Search

9.4 — Sorting an array using selection sort

A case for sorting

Sorting an array is the process of arranging all of the elements in the array in a particular order. There are many different cases in which sorting an array can be useful. For example, your email program generally displays emails in order of time received, because more recent emails are typically considered more relevant. When you go to your contact list, the names are typically in alphabetical order, because it’s easier to find the name you are looking for that way. Both of these presentations involve sorting data before presentation.

Sorting an array can make searching an array more efficient, not only for humans, but also for computers. For example, consider the case where we want to know whether a name appears in a list of names. In order to see whether a name was on the list, we’d have to check every element in the array to see if the name appears. For an array with many elements, searching through them all can be expensive.

However, now assume our array of names is sorted alphabetically. In this case, we only need to search up to the point where we encounter a name that is alphabetically greater than the one we are looking for. At that point, if we haven’t found the name, we know it doesn’t exist in the rest of the array, because all of the names we haven’t looked at in the array are guaranteed to be alphabetically greater!

It turns out that there are even better algorithms to search sorted arrays. Using a simple algorithm, we can search a sorted array containing 1,000,000 elements using only 20 comparisons! The downside is, of course, that sorting an array is comparatively expensive, and it often isn’t worth sorting an array in order to make searching fast unless you’re going to be searching it many times.

In some cases, sorting an array can make searching unnecessary. Consider another example where we want to find the best test score. If the array is unsorted, we have to look through every element in the array to find the greatest test score. If the list is sorted, the best test score will be in the first or last position (depending on whether we sorted in ascending or descending order), so we don’t need to search at all!

How sorting works

Sorting is generally performed by repeatedly comparing pairs of array elements, and swapping them if they meet some predefined criteria. The order in which these elements are compared differs depending on which sorting algorithm is used. The criteria depends on how the list will be sorted (e.g. in ascending or descending order).

To swap two elements, we can use the std::swap() function from the C++ standard library, which is defined in the utility header.

This program prints:

Before swap: x = 2, y = 4
After swap:  x = 4, y = 2

Note that after the swap, the values of x and y have been interchanged!

Selection sort

There are many ways to sort an array. Selection sort is probably the easiest sort to understand, which makes it a good candidate for teaching even though it is one of the slower sorts.

→ **Exercise objective**
According to the sorting tutorial above, in which header is the std::swap() function defined?

Region boundary data:
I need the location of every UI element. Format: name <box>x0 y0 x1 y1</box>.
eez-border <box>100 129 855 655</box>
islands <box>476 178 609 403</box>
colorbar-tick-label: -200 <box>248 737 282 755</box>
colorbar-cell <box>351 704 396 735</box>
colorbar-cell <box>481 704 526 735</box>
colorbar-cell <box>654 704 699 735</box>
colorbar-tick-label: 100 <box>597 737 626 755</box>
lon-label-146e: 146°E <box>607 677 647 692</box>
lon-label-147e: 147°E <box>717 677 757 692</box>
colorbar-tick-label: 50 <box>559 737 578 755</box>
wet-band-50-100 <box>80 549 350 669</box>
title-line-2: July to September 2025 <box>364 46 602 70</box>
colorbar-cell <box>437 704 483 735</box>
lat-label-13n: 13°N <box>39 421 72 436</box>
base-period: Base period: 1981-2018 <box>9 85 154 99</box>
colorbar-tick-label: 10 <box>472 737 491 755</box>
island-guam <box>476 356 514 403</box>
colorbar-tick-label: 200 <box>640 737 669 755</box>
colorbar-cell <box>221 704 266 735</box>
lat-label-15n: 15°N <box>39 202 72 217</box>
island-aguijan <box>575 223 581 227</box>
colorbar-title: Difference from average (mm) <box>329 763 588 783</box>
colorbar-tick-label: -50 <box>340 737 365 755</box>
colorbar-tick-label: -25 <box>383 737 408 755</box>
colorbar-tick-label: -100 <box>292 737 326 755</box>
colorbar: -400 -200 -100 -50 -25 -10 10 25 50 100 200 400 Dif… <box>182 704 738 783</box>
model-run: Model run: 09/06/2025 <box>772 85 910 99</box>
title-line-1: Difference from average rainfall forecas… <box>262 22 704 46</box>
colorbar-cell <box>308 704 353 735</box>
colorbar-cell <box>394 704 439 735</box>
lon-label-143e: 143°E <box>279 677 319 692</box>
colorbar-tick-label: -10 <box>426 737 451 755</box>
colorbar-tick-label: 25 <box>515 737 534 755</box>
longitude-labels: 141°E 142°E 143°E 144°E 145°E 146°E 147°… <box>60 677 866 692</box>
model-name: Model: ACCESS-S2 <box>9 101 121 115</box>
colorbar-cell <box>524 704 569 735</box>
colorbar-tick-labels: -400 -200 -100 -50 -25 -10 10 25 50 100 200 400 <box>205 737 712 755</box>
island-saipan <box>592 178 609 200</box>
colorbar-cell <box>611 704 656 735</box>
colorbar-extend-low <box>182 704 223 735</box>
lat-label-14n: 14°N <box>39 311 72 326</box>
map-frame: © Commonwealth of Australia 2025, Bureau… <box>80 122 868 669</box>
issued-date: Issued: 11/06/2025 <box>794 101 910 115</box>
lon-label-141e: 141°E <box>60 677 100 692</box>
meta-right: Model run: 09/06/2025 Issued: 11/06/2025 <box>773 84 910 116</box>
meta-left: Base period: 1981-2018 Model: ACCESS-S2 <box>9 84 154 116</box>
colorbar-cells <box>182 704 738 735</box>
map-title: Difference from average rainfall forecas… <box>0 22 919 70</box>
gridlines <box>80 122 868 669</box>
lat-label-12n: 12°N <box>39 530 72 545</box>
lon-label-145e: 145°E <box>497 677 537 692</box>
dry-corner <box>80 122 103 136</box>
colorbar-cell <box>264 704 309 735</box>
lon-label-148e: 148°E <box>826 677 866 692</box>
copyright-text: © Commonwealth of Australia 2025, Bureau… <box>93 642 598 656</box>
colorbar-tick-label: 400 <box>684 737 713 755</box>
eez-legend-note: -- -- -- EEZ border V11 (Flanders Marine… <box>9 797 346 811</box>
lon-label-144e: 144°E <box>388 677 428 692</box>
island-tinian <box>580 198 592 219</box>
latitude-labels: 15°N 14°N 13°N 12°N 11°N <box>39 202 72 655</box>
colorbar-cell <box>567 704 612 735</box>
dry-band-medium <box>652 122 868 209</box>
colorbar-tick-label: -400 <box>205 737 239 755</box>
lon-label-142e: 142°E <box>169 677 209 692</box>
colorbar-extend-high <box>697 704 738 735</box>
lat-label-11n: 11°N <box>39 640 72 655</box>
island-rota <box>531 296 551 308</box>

→ **Solution**
The utility header.